* **WHAT THE TASK ASKS**
Please count the lines in the listing below where the word "this" appears. Give the number only.

Excerpts from a figure dataset
=-=-=-=-=
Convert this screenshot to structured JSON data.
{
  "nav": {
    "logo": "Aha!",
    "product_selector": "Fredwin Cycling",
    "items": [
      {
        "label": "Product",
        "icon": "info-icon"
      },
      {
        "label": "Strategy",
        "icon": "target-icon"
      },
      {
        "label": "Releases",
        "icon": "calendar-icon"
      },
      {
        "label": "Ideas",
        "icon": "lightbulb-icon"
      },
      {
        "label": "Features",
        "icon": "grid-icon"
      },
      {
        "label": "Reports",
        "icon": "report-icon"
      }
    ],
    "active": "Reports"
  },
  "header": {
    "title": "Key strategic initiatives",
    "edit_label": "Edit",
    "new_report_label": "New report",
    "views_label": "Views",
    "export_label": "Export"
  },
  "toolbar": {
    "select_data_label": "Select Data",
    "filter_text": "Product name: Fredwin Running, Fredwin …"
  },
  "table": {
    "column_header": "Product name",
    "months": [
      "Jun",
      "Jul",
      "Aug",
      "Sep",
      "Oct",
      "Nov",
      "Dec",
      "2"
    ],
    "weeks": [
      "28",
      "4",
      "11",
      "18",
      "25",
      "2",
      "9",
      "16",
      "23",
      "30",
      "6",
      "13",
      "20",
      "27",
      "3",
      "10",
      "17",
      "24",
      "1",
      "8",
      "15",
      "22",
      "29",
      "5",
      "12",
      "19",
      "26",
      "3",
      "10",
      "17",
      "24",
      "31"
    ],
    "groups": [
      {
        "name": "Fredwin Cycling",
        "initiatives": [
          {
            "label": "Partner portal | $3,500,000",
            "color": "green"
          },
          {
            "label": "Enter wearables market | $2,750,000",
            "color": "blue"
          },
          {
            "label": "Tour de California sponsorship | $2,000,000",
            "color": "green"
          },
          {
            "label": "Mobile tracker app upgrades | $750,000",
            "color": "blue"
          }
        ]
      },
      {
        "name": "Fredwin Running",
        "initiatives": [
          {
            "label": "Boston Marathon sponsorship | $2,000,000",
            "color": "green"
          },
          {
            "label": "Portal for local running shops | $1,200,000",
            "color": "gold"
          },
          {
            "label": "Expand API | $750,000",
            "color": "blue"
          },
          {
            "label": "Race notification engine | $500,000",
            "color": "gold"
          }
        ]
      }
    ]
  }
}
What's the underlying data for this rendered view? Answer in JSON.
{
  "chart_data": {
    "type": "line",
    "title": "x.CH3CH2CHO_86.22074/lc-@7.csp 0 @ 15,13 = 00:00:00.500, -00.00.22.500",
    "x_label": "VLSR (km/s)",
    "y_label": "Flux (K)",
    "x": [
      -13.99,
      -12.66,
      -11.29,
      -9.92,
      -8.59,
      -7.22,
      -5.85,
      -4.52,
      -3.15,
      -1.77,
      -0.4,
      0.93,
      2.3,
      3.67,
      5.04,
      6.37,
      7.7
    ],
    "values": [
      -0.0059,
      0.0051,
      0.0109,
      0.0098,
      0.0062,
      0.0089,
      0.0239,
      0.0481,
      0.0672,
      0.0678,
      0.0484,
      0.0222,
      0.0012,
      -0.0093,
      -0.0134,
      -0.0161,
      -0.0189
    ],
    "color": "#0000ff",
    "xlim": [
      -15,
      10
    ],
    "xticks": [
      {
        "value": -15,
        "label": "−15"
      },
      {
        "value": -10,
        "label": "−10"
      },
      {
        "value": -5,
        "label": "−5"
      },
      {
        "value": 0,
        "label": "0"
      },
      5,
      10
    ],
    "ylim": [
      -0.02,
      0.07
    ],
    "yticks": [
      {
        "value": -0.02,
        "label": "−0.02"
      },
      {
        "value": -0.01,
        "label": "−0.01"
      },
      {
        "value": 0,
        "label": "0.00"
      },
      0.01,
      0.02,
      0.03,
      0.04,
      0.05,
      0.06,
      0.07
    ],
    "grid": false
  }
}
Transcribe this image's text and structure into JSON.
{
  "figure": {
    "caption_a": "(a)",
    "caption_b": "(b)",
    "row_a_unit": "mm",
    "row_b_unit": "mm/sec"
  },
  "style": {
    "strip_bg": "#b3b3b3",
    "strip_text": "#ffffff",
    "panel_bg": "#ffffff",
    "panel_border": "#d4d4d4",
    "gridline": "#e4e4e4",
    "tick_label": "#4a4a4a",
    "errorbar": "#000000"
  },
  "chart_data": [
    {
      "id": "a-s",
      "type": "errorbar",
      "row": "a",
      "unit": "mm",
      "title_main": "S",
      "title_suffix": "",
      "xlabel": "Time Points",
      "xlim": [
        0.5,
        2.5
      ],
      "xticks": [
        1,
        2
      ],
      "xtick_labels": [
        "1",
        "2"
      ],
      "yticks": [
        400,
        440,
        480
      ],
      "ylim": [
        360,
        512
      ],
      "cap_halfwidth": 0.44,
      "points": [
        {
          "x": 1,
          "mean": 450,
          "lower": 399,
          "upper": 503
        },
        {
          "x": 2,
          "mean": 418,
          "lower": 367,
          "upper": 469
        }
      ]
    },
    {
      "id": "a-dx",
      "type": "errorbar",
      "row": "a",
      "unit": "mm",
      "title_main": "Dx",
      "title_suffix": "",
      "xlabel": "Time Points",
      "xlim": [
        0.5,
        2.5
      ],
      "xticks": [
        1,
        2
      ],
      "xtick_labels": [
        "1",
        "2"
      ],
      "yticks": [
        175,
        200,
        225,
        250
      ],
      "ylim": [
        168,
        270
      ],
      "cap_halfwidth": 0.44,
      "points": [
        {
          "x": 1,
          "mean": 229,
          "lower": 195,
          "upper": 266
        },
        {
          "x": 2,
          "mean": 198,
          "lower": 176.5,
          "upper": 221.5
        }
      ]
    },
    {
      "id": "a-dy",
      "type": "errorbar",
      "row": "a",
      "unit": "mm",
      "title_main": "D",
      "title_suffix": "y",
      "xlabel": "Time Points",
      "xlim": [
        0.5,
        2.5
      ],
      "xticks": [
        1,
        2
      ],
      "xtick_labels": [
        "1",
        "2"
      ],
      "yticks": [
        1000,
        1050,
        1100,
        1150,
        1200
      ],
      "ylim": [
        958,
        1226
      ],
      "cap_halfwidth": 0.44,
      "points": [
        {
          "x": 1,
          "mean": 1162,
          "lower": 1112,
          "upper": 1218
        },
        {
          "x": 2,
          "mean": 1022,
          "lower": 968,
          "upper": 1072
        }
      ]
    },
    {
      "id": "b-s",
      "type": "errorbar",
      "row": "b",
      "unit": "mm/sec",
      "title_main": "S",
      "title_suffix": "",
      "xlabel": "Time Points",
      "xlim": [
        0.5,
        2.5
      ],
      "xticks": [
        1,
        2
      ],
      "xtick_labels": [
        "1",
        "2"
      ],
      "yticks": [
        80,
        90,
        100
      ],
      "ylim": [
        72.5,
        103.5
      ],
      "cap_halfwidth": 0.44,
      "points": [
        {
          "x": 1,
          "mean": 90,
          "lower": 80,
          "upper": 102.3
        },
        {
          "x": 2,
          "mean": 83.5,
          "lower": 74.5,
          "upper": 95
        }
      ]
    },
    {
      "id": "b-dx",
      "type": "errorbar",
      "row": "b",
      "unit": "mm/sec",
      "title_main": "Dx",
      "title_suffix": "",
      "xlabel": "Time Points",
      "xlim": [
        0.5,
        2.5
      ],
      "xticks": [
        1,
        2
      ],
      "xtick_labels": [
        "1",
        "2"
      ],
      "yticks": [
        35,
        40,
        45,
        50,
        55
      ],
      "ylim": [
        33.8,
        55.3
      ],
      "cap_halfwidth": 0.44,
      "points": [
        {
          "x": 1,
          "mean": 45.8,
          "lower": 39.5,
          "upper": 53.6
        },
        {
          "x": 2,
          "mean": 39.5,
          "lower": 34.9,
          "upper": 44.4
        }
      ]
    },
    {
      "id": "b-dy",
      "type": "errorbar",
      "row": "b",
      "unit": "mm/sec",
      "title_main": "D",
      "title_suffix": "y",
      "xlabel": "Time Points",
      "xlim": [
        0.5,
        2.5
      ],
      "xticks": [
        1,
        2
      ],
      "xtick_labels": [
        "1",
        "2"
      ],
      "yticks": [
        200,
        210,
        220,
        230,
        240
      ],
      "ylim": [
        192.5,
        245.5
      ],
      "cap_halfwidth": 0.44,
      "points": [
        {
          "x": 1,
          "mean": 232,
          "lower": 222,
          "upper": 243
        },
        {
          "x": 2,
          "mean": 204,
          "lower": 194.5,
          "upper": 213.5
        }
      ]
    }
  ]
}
=-=-=-=-=
* **FULL OUTPUT**
3